### Supplied material
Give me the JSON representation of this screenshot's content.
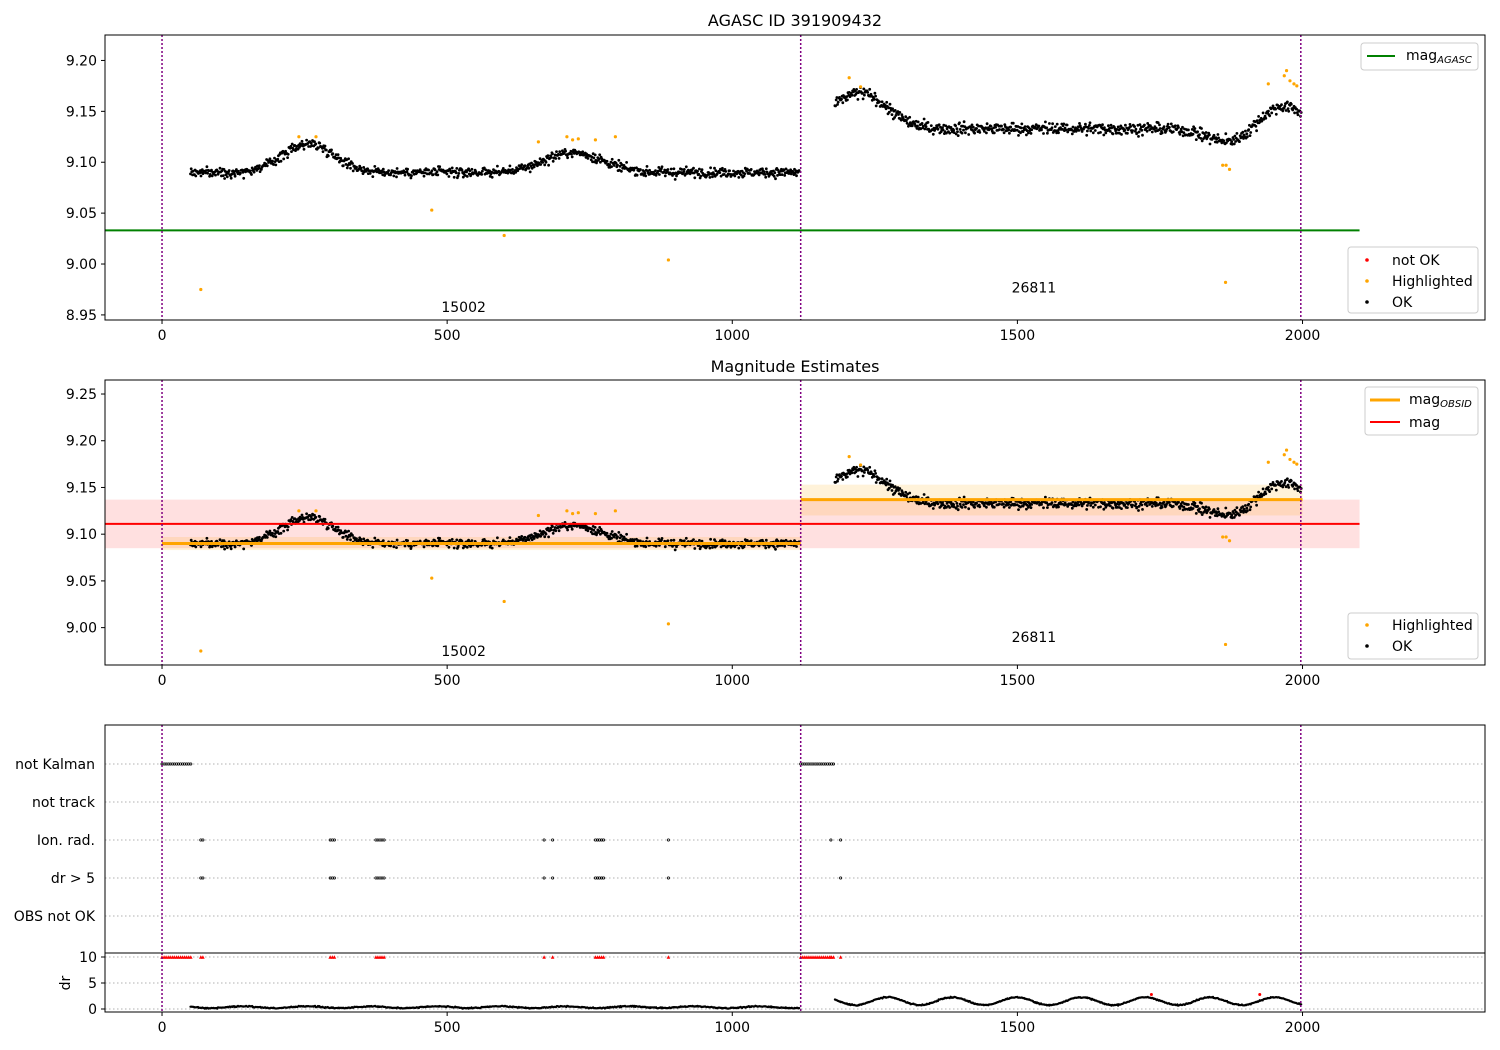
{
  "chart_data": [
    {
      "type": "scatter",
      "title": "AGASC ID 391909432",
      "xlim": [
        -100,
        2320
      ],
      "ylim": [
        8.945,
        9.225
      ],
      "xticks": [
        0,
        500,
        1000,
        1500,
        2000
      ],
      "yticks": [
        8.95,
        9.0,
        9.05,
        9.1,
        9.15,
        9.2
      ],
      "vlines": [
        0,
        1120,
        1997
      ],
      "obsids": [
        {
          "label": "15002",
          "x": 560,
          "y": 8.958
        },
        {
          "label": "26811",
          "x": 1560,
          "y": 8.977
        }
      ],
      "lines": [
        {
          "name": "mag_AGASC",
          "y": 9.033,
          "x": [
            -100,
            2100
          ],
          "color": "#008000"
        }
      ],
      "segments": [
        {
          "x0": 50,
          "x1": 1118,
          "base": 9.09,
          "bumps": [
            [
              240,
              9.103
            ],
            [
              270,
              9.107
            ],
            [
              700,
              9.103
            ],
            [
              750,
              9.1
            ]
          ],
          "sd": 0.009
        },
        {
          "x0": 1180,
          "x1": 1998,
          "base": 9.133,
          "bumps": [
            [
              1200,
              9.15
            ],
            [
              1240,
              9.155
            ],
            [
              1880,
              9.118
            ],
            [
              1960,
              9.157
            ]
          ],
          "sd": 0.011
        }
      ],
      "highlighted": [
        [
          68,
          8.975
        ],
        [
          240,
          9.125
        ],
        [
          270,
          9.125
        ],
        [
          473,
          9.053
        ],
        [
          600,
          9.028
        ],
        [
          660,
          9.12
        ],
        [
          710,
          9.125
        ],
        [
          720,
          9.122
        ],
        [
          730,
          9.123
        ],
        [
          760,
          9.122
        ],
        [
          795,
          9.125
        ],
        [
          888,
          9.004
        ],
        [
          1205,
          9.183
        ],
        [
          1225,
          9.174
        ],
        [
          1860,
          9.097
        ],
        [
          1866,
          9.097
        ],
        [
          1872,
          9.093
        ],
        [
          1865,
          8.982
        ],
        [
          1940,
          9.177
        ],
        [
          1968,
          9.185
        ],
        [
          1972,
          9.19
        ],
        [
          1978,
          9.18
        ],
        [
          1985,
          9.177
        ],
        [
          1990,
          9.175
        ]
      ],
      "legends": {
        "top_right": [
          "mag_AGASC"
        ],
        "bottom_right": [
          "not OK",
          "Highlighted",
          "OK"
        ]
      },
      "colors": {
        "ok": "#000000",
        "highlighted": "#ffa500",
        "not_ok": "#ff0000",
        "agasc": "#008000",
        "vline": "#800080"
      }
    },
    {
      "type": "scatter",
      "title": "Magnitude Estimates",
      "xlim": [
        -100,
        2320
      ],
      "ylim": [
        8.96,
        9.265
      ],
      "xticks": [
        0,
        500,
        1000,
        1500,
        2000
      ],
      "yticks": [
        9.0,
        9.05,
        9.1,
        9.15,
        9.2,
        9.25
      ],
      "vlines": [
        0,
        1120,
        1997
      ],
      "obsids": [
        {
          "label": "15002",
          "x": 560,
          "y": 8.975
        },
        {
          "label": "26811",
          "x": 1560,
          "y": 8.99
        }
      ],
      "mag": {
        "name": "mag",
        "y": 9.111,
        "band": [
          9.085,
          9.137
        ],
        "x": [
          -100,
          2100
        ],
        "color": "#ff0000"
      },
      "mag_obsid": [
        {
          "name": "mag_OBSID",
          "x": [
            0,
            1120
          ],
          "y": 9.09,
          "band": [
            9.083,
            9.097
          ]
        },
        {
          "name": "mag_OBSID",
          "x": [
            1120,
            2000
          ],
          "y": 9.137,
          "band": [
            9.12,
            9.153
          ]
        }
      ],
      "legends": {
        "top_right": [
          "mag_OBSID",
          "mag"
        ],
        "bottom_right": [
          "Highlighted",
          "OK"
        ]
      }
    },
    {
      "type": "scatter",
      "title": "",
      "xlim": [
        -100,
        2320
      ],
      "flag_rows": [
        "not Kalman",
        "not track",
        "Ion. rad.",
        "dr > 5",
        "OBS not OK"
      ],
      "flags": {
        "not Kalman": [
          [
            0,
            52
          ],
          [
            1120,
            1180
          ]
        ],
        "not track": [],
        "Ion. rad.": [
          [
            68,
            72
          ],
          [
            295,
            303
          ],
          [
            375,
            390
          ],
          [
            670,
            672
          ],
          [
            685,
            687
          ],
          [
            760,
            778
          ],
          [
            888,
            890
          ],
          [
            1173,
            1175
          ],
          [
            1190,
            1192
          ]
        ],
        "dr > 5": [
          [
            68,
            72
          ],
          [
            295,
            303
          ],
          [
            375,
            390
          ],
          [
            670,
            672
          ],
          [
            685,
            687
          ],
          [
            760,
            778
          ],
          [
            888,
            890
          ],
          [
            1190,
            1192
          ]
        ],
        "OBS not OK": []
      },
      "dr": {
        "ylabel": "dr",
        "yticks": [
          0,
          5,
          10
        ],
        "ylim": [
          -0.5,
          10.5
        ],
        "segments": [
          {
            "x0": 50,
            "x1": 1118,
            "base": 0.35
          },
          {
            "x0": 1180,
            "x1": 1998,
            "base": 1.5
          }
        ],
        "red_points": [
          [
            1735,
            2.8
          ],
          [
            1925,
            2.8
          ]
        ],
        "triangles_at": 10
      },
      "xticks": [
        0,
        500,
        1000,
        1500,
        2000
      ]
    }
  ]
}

### Problem
The records above need to be restated word for word, with the pictures left out.

### Task answer
Give me the JSON representation of this screenshot's content.
{
  "chart_data": [
    {
      "type": "scatter",
      "title": "AGASC ID 391909432",
      "xlim": [
        -100,
        2320
      ],
      "ylim": [
        8.945,
        9.225
      ],
      "xticks": [
        0,
        500,
        1000,
        1500,
        2000
      ],
      "yticks": [
        8.95,
        9.0,
        9.05,
        9.1,
        9.15,
        9.2
      ],
      "vlines": [
        0,
        1120,
        1997
      ],
      "obsids": [
        {
          "label": "15002",
          "x": 560,
          "y": 8.958
        },
        {
          "label": "26811",
          "x": 1560,
          "y": 8.977
        }
      ],
      "lines": [
        {
          "name": "mag_AGASC",
          "y": 9.033,
          "x": [
            -100,
            2100
          ],
          "color": "#008000"
        }
      ],
      "segments": [
        {
          "x0": 50,
          "x1": 1118,
          "base": 9.09,
          "bumps": [
            [
              240,
              9.103
            ],
            [
              270,
              9.107
            ],
            [
              700,
              9.103
            ],
            [
              750,
              9.1
            ]
          ],
          "sd": 0.009
        },
        {
          "x0": 1180,
          "x1": 1998,
          "base": 9.133,
          "bumps": [
            [
              1200,
              9.15
            ],
            [
              1240,
              9.155
            ],
            [
              1880,
              9.118
            ],
            [
              1960,
              9.157
            ]
          ],
          "sd": 0.011
        }
      ],
      "highlighted": [
        [
          68,
          8.975
        ],
        [
          240,
          9.125
        ],
        [
          270,
          9.125
        ],
        [
          473,
          9.053
        ],
        [
          600,
          9.028
        ],
        [
          660,
          9.12
        ],
        [
          710,
          9.125
        ],
        [
          720,
          9.122
        ],
        [
          730,
          9.123
        ],
        [
          760,
          9.122
        ],
        [
          795,
          9.125
        ],
        [
          888,
          9.004
        ],
        [
          1205,
          9.183
        ],
        [
          1225,
          9.174
        ],
        [
          1860,
          9.097
        ],
        [
          1866,
          9.097
        ],
        [
          1872,
          9.093
        ],
        [
          1865,
          8.982
        ],
        [
          1940,
          9.177
        ],
        [
          1968,
          9.185
        ],
        [
          1972,
          9.19
        ],
        [
          1978,
          9.18
        ],
        [
          1985,
          9.177
        ],
        [
          1990,
          9.175
        ]
      ],
      "legends": {
        "top_right": [
          "mag_AGASC"
        ],
        "bottom_right": [
          "not OK",
          "Highlighted",
          "OK"
        ]
      },
      "colors": {
        "ok": "#000000",
        "highlighted": "#ffa500",
        "not_ok": "#ff0000",
        "agasc": "#008000",
        "vline": "#800080"
      }
    },
    {
      "type": "scatter",
      "title": "Magnitude Estimates",
      "xlim": [
        -100,
        2320
      ],
      "ylim": [
        8.96,
        9.265
      ],
      "xticks": [
        0,
        500,
        1000,
        1500,
        2000
      ],
      "yticks": [
        9.0,
        9.05,
        9.1,
        9.15,
        9.2,
        9.25
      ],
      "vlines": [
        0,
        1120,
        1997
      ],
      "obsids": [
        {
          "label": "15002",
          "x": 560,
          "y": 8.975
        },
        {
          "label": "26811",
          "x": 1560,
          "y": 8.99
        }
      ],
      "mag": {
        "name": "mag",
        "y": 9.111,
        "band": [
          9.085,
          9.137
        ],
        "x": [
          -100,
          2100
        ],
        "color": "#ff0000"
      },
      "mag_obsid": [
        {
          "name": "mag_OBSID",
          "x": [
            0,
            1120
          ],
          "y": 9.09,
          "band": [
            9.083,
            9.097
          ]
        },
        {
          "name": "mag_OBSID",
          "x": [
            1120,
            2000
          ],
          "y": 9.137,
          "band": [
            9.12,
            9.153
          ]
        }
      ],
      "legends": {
        "top_right": [
          "mag_OBSID",
          "mag"
        ],
        "bottom_right": [
          "Highlighted",
          "OK"
        ]
      }
    },
    {
      "type": "scatter",
      "title": "",
      "xlim": [
        -100,
        2320
      ],
      "flag_rows": [
        "not Kalman",
        "not track",
        "Ion. rad.",
        "dr > 5",
        "OBS not OK"
      ],
      "flags": {
        "not Kalman": [
          [
            0,
            52
          ],
          [
            1120,
            1180
          ]
        ],
        "not track": [],
        "Ion. rad.": [
          [
            68,
            72
          ],
          [
            295,
            303
          ],
          [
            375,
            390
          ],
          [
            670,
            672
          ],
          [
            685,
            687
          ],
          [
            760,
            778
          ],
          [
            888,
            890
          ],
          [
            1173,
            1175
          ],
          [
            1190,
            1192
          ]
        ],
        "dr > 5": [
          [
            68,
            72
          ],
          [
            295,
            303
          ],
          [
            375,
            390
          ],
          [
            670,
            672
          ],
          [
            685,
            687
          ],
          [
            760,
            778
          ],
          [
            888,
            890
          ],
          [
            1190,
            1192
          ]
        ],
        "OBS not OK": []
      },
      "dr": {
        "ylabel": "dr",
        "yticks": [
          0,
          5,
          10
        ],
        "ylim": [
          -0.5,
          10.5
        ],
        "segments": [
          {
            "x0": 50,
            "x1": 1118,
            "base": 0.35
          },
          {
            "x0": 1180,
            "x1": 1998,
            "base": 1.5
          }
        ],
        "red_points": [
          [
            1735,
            2.8
          ],
          [
            1925,
            2.8
          ]
        ],
        "triangles_at": 10
      },
      "xticks": [
        0,
        500,
        1000,
        1500,
        2000
      ]
    }
  ]
}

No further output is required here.